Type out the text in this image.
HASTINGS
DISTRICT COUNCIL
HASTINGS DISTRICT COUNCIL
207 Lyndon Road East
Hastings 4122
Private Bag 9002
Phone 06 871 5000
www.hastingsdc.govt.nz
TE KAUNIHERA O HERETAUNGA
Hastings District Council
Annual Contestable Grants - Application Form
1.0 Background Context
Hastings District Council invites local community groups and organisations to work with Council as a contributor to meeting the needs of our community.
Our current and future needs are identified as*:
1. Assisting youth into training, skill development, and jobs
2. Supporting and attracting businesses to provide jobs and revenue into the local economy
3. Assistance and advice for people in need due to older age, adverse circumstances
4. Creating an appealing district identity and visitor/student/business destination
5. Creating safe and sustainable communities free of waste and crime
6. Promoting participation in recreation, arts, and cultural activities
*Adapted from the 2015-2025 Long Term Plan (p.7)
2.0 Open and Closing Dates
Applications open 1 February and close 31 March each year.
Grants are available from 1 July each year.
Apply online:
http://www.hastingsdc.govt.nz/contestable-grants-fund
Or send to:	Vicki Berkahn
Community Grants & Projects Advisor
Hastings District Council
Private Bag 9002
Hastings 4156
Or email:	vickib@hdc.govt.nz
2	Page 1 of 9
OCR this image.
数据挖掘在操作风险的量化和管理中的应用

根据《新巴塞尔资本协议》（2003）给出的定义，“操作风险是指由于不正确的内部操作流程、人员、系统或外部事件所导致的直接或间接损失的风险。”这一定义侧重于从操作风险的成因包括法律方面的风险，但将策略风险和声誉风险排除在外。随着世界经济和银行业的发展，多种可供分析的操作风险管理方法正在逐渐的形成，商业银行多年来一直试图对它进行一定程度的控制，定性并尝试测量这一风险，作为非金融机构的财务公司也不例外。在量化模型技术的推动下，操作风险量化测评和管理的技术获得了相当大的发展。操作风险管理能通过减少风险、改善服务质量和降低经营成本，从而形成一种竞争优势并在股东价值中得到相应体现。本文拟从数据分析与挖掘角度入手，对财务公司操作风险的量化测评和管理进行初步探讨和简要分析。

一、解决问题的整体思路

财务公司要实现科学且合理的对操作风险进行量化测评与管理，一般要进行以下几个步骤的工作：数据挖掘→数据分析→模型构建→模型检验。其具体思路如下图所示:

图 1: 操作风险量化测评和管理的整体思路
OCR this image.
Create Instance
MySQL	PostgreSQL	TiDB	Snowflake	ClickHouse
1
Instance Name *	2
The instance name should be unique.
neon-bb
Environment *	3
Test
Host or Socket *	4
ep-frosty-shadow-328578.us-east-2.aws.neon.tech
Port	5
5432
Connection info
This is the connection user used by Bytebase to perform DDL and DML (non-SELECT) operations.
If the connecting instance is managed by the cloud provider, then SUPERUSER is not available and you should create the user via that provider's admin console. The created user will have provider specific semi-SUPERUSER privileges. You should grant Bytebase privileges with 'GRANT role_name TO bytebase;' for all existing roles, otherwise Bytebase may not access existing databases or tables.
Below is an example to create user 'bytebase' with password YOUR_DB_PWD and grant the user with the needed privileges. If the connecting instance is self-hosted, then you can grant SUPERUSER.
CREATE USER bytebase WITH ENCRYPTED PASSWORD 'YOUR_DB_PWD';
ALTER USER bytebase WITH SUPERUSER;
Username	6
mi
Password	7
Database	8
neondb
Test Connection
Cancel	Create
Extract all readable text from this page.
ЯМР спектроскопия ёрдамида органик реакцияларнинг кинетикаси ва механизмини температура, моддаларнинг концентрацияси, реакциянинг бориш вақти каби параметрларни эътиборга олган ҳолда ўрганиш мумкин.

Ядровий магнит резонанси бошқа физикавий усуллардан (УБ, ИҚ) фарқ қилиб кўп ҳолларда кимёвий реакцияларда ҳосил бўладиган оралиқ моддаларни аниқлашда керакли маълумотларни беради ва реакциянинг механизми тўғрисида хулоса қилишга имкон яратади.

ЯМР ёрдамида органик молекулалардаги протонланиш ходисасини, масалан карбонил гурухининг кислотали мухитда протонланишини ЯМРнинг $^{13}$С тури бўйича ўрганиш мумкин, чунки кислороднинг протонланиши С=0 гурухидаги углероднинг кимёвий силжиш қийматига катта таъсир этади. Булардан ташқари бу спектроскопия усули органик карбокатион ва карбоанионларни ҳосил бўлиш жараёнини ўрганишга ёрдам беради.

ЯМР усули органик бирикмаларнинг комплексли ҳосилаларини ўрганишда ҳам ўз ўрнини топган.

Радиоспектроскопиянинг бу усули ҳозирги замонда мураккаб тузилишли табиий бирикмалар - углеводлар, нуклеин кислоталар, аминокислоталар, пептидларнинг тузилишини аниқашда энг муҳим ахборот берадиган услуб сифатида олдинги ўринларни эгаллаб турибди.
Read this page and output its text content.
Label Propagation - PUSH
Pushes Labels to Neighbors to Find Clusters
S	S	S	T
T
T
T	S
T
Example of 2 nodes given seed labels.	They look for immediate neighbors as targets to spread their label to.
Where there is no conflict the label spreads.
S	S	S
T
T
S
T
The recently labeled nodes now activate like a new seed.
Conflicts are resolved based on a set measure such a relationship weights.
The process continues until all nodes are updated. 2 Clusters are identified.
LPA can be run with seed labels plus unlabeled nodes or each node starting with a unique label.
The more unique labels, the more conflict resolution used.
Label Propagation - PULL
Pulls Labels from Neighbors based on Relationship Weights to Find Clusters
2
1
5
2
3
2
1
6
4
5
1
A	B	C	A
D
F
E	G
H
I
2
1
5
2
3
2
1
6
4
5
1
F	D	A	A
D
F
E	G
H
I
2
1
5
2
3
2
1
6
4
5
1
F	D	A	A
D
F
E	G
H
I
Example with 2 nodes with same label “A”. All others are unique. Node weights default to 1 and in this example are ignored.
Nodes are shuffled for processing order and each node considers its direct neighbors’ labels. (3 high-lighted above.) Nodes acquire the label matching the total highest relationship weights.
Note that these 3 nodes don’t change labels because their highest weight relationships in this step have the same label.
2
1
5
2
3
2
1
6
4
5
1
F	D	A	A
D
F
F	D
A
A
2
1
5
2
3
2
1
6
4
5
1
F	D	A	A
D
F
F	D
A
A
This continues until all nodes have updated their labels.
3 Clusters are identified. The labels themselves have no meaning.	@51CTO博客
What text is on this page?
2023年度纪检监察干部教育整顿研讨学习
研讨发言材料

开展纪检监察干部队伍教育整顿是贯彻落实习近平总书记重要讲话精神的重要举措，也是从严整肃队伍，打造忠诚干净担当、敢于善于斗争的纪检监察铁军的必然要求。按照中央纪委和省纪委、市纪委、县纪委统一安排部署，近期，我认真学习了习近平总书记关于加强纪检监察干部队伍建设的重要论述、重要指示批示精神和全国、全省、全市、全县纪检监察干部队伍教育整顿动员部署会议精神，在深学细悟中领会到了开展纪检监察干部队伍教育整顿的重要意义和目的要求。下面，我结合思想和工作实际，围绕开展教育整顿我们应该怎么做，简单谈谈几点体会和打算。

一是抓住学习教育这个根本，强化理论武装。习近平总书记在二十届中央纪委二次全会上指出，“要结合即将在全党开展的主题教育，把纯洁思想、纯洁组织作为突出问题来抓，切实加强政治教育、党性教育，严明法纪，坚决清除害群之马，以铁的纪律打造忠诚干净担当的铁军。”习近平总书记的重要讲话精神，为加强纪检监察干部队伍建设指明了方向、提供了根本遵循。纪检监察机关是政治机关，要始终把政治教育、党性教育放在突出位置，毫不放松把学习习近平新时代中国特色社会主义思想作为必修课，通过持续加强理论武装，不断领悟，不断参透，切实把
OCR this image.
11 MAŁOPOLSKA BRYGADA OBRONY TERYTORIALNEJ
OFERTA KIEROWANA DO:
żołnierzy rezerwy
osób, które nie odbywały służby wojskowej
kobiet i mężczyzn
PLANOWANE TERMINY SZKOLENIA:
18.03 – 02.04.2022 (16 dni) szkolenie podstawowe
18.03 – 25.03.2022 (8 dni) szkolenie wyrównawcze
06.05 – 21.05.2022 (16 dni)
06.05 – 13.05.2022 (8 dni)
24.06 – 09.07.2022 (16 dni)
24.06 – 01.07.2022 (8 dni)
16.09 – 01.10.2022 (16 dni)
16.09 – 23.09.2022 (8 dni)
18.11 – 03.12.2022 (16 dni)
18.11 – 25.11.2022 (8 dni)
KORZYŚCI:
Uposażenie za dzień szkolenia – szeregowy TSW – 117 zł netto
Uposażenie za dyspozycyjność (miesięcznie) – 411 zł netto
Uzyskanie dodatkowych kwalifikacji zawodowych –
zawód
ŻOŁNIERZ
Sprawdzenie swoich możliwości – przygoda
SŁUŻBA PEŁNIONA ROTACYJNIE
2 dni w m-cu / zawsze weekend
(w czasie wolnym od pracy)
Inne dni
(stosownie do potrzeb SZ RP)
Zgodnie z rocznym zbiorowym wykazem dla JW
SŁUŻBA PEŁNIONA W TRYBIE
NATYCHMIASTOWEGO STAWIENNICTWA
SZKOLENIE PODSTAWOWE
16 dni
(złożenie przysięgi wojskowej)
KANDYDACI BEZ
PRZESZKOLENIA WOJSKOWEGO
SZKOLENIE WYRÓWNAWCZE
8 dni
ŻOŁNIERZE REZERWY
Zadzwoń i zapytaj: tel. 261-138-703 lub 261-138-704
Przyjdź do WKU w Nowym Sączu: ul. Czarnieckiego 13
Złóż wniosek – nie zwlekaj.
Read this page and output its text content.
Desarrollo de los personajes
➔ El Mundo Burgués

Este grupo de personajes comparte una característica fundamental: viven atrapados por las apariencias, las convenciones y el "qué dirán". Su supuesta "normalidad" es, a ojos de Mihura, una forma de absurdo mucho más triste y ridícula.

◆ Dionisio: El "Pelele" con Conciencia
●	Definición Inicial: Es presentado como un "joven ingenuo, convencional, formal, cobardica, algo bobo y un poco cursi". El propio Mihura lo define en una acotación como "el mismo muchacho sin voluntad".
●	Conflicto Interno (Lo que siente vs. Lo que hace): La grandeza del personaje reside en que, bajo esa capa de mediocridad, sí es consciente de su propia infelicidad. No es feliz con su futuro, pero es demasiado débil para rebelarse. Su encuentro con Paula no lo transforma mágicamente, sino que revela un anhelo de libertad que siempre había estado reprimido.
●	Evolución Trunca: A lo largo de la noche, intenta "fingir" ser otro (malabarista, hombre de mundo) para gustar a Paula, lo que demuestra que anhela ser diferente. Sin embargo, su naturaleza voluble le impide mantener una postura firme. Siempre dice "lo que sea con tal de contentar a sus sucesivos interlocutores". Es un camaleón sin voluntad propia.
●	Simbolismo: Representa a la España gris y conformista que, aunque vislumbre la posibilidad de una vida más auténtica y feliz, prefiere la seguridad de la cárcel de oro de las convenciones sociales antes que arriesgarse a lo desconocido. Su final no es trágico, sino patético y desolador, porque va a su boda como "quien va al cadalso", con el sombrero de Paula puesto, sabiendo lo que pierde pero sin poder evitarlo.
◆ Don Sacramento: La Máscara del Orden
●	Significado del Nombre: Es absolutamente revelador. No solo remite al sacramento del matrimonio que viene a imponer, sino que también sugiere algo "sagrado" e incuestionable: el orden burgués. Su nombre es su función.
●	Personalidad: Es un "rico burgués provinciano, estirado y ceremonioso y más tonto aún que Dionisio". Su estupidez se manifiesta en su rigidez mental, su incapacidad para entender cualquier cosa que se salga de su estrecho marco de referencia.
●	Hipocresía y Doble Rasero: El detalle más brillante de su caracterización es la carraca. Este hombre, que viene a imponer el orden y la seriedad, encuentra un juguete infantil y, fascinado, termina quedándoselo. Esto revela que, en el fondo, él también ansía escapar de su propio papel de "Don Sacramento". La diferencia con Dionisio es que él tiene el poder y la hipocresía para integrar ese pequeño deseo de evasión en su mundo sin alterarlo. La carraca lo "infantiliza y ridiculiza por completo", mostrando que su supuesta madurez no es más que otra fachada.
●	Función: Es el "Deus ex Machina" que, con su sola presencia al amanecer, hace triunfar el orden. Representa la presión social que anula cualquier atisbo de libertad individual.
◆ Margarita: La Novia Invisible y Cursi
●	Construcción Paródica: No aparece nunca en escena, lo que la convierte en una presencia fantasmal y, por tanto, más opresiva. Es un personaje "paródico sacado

* * * *

§ YOUR INSTRUCTIONS: Gather all lines of the records that include the word "hastingsdc".

§ TASK OUTPUT:
www.hastingsdc.govt.nz
http://www.hastingsdc.govt.nz/contestable-grants-fund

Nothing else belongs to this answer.